**GIVEN PROBLEM A:**
Please repeat the post about football managers' coaching badges word for word.

**READING TEXT:**
-- begin --
Another weekend passes with the usual fix of MOTD 1&2, real-time (for a change) and I find myself asking heavily loaded rhetoricals such as how much does Tony Pulis get paid? Sam Allardyce was appointed to the most senior role in English football, right? Paul Clement was at Real Madrid for how long? Did Eddie Howe attend the defensive workshops on his UEFA Pro License course? Before he was sacked at Hull, Mike Phelan had how many years’ experience under the likes of Sir Alex Ferguson? Does David Moyes get paid as a football manager?

In holding the jobs they do, it’s my understanding that the respective coaches/managers must possess the UEFA Pro License (or equivalent EU variant, if coming from abroad) which, is the educational pinnacle of the English FA Coaching system if I’m not mistaken? If this is the case do the FA actually run courses or when someone says they are ‘doing their badges’ is this elite football code for just rocking up to St Georges Park depositing the best part of ten large and then walking out with a cub scout style appendage that is then pinned to one’s resume?

Having visited SGP several times with a former employer I don’t recall seeing the schedule for advanced loom work in any of the shiny buildings I visited. But then again, I saw lots of people doing very little, they were very well decked out in FA tracky bums and all that, but were always on the blower or walking to a meeting in a windy field. Perhaps I wasn’t looking in the right direction?
-- end --
**DATA PROVIDED:**
-- begin --
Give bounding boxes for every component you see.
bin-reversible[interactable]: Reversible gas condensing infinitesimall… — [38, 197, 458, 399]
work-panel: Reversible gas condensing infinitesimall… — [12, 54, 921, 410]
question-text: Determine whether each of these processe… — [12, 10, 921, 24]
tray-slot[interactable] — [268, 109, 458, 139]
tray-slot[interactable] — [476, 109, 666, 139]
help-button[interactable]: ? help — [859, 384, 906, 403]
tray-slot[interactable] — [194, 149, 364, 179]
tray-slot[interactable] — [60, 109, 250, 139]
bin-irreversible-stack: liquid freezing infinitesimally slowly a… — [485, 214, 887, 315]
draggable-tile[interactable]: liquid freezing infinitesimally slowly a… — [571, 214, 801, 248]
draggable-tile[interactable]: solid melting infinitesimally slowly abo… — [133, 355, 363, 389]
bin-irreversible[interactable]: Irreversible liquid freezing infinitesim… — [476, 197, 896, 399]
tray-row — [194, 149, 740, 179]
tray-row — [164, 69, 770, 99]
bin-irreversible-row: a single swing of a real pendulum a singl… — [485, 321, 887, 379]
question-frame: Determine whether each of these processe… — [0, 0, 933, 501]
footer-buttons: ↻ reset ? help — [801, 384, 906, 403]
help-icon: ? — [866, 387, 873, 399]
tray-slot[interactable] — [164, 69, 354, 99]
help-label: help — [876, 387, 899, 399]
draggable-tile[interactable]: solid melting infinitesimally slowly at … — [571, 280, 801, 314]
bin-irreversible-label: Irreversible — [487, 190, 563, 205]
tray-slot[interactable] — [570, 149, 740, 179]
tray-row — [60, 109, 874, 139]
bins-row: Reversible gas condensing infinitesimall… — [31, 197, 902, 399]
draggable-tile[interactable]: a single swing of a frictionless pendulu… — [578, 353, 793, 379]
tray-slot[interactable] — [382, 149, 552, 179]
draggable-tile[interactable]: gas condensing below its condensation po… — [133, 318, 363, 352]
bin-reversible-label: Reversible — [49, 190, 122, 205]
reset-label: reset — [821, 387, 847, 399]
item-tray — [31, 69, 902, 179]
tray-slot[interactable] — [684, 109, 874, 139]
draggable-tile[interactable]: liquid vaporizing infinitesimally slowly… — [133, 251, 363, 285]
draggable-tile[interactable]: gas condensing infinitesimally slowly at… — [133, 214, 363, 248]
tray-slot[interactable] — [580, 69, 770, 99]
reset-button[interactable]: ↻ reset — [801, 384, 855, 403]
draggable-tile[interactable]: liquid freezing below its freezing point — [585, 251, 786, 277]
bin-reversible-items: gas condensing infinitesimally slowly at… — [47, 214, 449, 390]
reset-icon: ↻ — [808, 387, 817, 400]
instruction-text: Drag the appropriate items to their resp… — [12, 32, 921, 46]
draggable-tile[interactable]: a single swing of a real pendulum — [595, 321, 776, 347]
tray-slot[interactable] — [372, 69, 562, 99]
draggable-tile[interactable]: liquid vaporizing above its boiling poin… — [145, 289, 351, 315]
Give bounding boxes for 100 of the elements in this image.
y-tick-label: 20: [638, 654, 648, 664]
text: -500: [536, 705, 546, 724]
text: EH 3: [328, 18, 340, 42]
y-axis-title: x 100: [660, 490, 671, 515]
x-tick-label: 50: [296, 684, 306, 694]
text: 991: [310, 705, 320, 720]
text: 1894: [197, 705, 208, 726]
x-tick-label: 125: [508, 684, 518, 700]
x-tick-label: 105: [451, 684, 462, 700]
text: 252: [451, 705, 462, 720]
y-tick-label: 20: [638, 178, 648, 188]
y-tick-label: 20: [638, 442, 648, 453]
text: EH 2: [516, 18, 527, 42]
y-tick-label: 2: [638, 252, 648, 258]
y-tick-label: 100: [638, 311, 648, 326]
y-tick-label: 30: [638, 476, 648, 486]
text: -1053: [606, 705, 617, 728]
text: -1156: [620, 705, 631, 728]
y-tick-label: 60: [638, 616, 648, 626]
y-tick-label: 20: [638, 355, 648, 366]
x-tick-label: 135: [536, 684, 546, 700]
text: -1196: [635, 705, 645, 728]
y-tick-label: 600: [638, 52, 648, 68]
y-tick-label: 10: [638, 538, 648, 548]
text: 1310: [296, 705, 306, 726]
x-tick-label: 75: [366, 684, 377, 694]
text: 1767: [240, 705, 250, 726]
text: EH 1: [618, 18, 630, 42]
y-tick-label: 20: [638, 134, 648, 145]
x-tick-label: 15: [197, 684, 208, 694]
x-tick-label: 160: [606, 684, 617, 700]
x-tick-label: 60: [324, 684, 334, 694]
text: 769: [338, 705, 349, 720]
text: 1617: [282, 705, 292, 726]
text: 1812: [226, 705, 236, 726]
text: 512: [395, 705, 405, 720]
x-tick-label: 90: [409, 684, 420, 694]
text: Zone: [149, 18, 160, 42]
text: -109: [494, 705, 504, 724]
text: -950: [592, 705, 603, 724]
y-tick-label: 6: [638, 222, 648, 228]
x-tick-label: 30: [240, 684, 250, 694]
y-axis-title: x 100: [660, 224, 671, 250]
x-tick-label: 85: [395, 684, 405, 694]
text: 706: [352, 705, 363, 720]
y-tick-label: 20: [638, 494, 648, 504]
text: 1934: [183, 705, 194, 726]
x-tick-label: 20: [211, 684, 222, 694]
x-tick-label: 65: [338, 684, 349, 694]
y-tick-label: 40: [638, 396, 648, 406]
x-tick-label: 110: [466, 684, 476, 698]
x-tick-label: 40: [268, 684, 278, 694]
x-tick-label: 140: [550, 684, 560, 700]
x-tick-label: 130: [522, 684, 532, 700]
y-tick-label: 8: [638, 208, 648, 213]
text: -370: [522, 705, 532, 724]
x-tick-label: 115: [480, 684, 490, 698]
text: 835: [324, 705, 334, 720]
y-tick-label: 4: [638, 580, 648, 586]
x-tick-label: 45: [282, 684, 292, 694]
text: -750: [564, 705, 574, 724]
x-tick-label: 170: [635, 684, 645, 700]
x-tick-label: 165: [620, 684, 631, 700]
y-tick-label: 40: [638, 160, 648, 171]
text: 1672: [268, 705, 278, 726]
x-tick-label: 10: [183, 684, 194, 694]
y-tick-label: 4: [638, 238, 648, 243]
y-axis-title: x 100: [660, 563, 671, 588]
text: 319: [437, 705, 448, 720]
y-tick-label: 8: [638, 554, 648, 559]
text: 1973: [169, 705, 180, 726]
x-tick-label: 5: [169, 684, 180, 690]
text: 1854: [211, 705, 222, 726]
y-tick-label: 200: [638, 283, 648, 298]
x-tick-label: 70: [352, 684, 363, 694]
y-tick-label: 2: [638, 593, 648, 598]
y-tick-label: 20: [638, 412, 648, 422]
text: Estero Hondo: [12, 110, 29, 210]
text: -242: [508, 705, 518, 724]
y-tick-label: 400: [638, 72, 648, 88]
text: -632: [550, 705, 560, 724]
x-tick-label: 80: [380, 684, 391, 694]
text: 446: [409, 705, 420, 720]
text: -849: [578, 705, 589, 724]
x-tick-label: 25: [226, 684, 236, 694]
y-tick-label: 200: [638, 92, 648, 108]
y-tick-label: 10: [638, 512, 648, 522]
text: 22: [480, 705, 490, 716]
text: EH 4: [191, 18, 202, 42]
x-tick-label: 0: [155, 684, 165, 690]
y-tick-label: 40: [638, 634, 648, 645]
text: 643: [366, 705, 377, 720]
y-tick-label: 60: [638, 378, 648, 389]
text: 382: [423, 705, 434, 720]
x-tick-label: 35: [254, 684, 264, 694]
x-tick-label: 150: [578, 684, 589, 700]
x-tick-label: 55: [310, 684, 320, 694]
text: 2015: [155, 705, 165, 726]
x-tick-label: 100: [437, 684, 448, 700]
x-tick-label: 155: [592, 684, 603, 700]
-- end --
**GIVEN PROBLEM B:**
Rewrite the entries from their first line through the line with "tray-slot[interactable] — [476, 109, 666, 139]", changing "tray-slot" to "tray-position" and keeping everything else the same. Give only those lines.

**FINISHED ANSWER A:**
Another weekend passes with the usual fix of MOTD 1&2, real-time (for a change) and I find myself asking heavily loaded rhetoricals such as how much does Tony Pulis get paid? Sam Allardyce was appointed to the most senior role in English football, right? Paul Clement was at Real Madrid for how long? Did Eddie Howe attend the defensive workshops on his UEFA Pro License course? Before he was sacked at Hull, Mike Phelan had how many years’ experience under the likes of Sir Alex Ferguson? Does David Moyes get paid as a football manager?

In holding the jobs they do, it’s my understanding that the respective coaches/managers must possess the UEFA Pro License (or equivalent EU variant, if coming from abroad) which, is the educational pinnacle of the English FA Coaching system if I’m not mistaken? If this is the case do the FA actually run courses or when someone says they are ‘doing their badges’ is this elite football code for just rocking up to St Georges Park depositing the best part of ten large and then walking out with a cub scout style appendage that is then pinned to one’s resume?

Having visited SGP several times with a former employer I don’t recall seeing the schedule for advanced loom work in any of the shiny buildings I visited. But then again, I saw lots of people doing very little, they were very well decked out in FA tracky bums and all that, but were always on the blower or walking to a meeting in a windy field. Perhaps I wasn’t looking in the right direction?

**FINISHED ANSWER B:**
Give bounding boxes for every component you see.
bin-reversible[interactable]: Reversible gas condensing infinitesimall… — [38, 197, 458, 399]
work-panel: Reversible gas condensing infinitesimall… — [12, 54, 921, 410]
question-text: Determine whether each of these processe… — [12, 10, 921, 24]
tray-position[interactable] — [268, 109, 458, 139]
tray-position[interactable] — [476, 109, 666, 139]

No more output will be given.